Information provided.

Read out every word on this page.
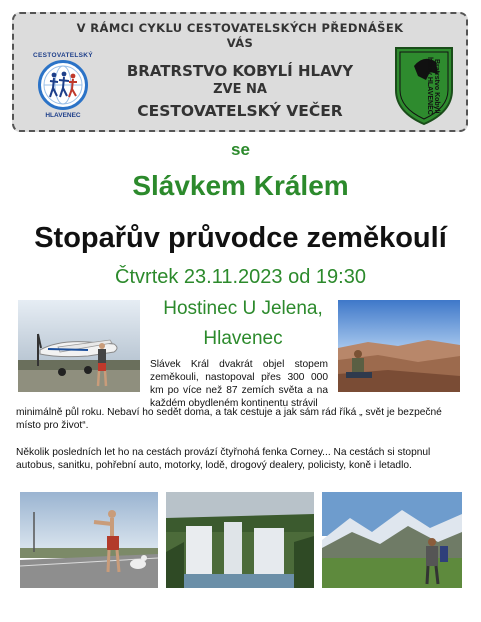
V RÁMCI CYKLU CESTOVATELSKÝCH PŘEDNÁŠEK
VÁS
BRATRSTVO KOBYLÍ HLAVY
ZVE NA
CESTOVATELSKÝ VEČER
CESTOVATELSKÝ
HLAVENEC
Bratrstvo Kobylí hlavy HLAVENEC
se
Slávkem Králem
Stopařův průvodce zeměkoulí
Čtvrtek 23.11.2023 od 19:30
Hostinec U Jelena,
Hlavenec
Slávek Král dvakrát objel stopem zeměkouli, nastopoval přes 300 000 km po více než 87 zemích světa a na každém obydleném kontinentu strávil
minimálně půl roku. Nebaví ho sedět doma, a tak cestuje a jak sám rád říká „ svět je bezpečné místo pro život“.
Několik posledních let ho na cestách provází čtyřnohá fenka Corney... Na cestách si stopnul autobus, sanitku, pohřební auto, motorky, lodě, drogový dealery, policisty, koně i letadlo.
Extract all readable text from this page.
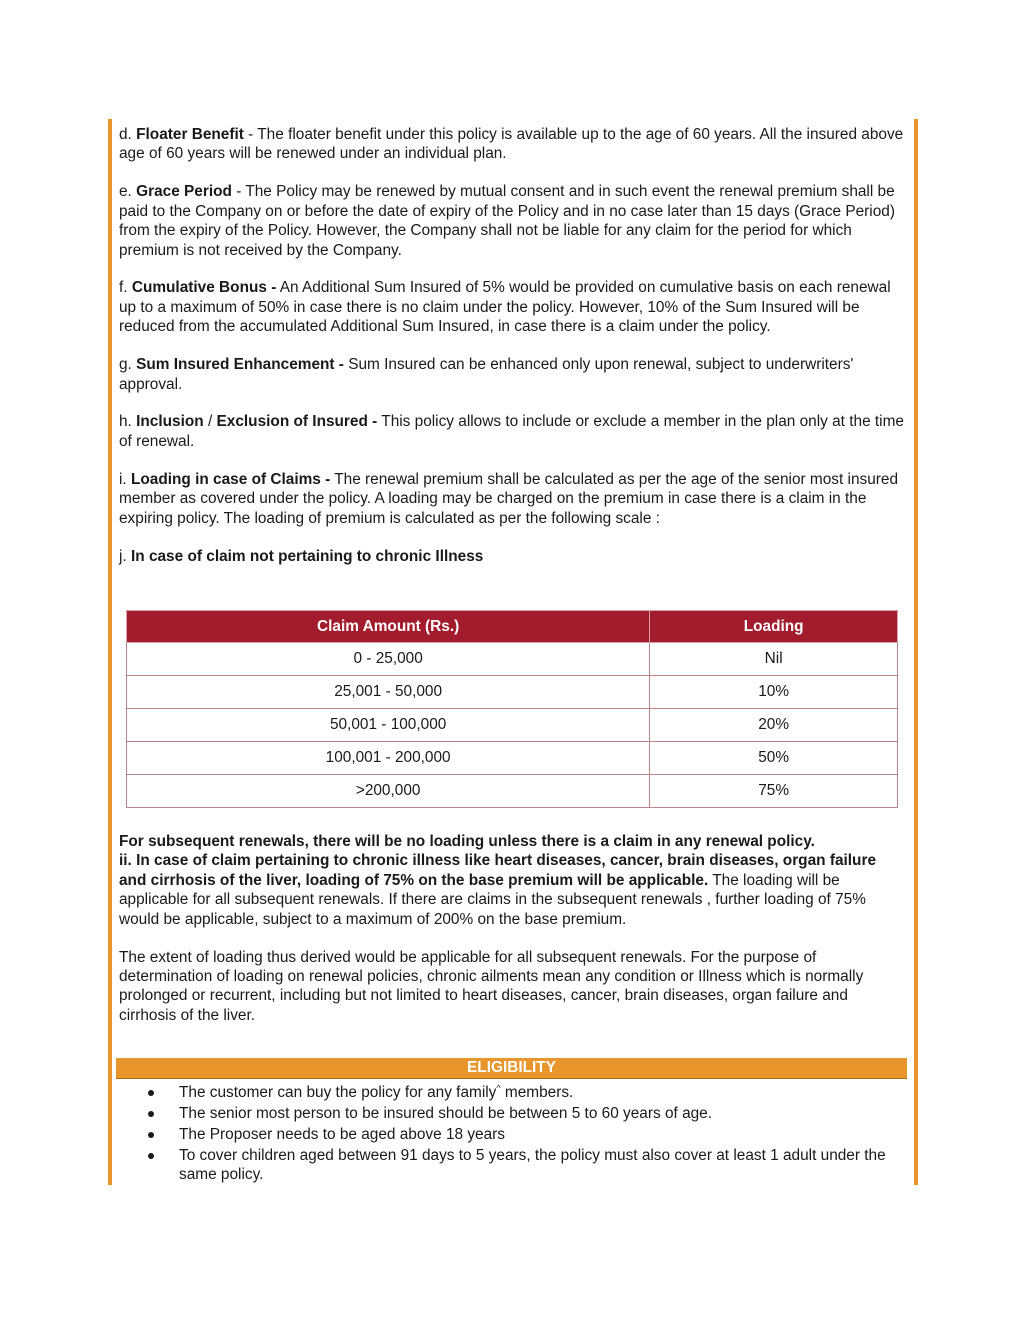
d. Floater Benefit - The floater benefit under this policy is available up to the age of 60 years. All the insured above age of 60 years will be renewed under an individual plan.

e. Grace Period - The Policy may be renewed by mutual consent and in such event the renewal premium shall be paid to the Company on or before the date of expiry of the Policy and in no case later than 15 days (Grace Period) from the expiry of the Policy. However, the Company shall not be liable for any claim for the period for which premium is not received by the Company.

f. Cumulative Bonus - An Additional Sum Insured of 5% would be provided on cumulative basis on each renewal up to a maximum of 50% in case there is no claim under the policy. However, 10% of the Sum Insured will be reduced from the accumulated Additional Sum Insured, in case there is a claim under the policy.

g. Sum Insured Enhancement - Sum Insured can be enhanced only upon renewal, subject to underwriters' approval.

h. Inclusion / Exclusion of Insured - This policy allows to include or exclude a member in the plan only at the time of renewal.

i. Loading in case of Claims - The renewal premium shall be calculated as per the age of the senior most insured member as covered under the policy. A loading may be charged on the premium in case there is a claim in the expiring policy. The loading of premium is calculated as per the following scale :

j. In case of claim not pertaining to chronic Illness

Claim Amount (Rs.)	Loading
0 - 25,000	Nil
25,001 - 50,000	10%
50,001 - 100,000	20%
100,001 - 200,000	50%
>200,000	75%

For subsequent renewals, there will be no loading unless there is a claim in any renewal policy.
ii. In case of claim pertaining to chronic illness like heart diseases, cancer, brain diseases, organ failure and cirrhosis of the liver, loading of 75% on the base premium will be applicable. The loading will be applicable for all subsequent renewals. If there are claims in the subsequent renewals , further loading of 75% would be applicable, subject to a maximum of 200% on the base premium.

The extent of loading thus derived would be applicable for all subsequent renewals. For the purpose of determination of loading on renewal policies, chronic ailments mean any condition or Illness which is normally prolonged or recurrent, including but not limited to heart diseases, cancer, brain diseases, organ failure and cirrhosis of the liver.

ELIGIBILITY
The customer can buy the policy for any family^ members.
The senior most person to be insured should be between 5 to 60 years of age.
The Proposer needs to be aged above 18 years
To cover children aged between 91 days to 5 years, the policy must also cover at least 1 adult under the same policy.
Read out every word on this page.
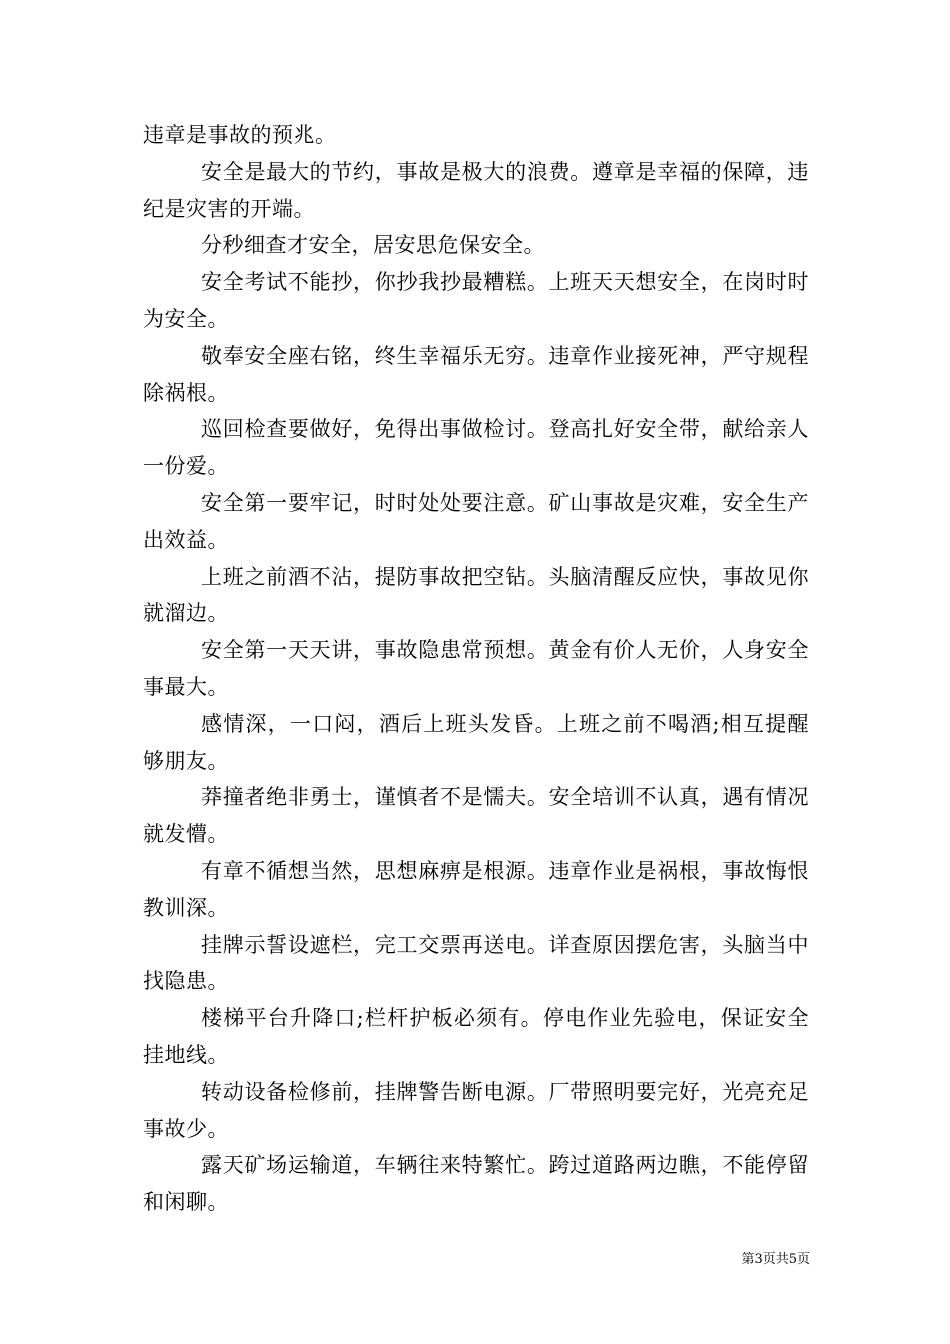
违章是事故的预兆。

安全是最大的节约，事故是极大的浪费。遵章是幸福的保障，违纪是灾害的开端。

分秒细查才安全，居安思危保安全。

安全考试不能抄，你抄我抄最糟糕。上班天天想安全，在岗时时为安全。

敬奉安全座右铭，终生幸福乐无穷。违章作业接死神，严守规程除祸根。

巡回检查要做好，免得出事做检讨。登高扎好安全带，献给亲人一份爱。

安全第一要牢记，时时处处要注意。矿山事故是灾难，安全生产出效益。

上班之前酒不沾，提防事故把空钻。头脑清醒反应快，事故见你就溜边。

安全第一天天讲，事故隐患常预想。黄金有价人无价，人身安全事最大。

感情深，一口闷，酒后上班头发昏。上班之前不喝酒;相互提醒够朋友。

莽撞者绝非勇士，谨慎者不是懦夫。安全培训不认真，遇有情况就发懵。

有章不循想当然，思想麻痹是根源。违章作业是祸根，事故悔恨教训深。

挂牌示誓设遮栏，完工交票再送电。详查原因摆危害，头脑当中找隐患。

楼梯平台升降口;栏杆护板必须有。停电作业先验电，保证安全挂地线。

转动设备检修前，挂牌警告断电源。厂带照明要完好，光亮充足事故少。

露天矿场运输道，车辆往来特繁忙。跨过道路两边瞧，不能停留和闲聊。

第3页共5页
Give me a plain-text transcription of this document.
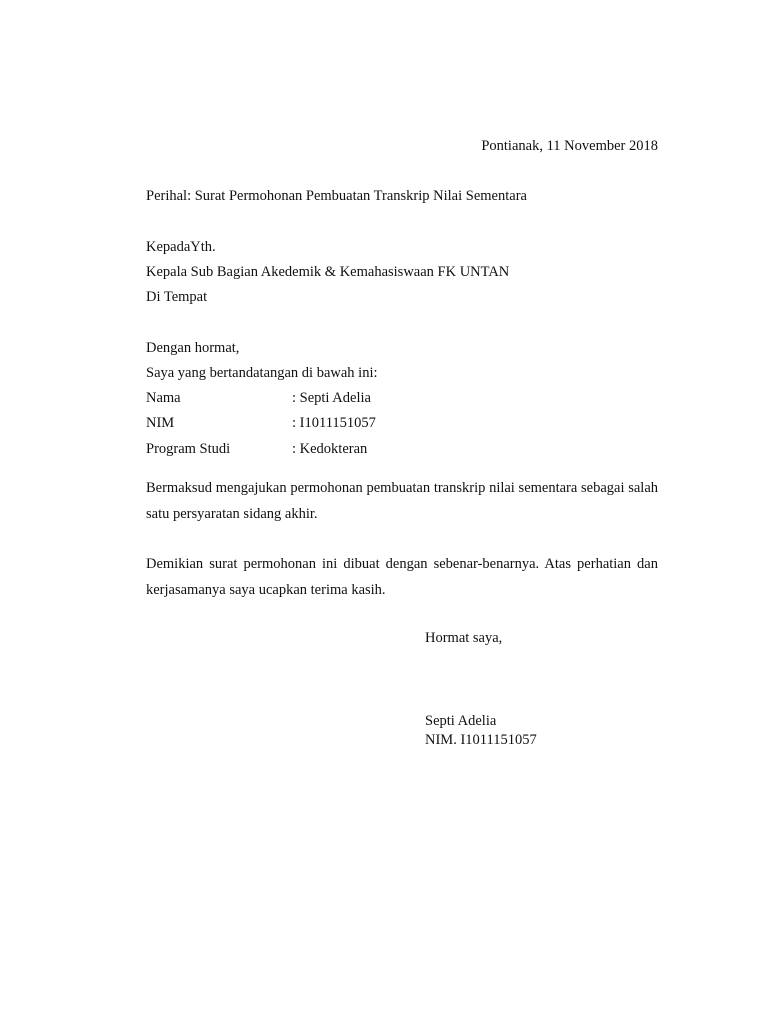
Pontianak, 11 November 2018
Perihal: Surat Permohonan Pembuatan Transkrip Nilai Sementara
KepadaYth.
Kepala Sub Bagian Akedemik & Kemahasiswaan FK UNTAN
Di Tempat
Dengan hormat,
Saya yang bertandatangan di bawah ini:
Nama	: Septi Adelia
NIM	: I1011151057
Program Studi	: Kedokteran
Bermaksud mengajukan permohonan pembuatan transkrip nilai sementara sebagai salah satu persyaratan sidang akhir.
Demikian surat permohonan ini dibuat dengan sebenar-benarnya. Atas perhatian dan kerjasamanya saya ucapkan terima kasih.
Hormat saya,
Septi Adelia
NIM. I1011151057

Exercise description. Tally the lines in this data that hold the word "text" and state only the count.

Response to this task. 2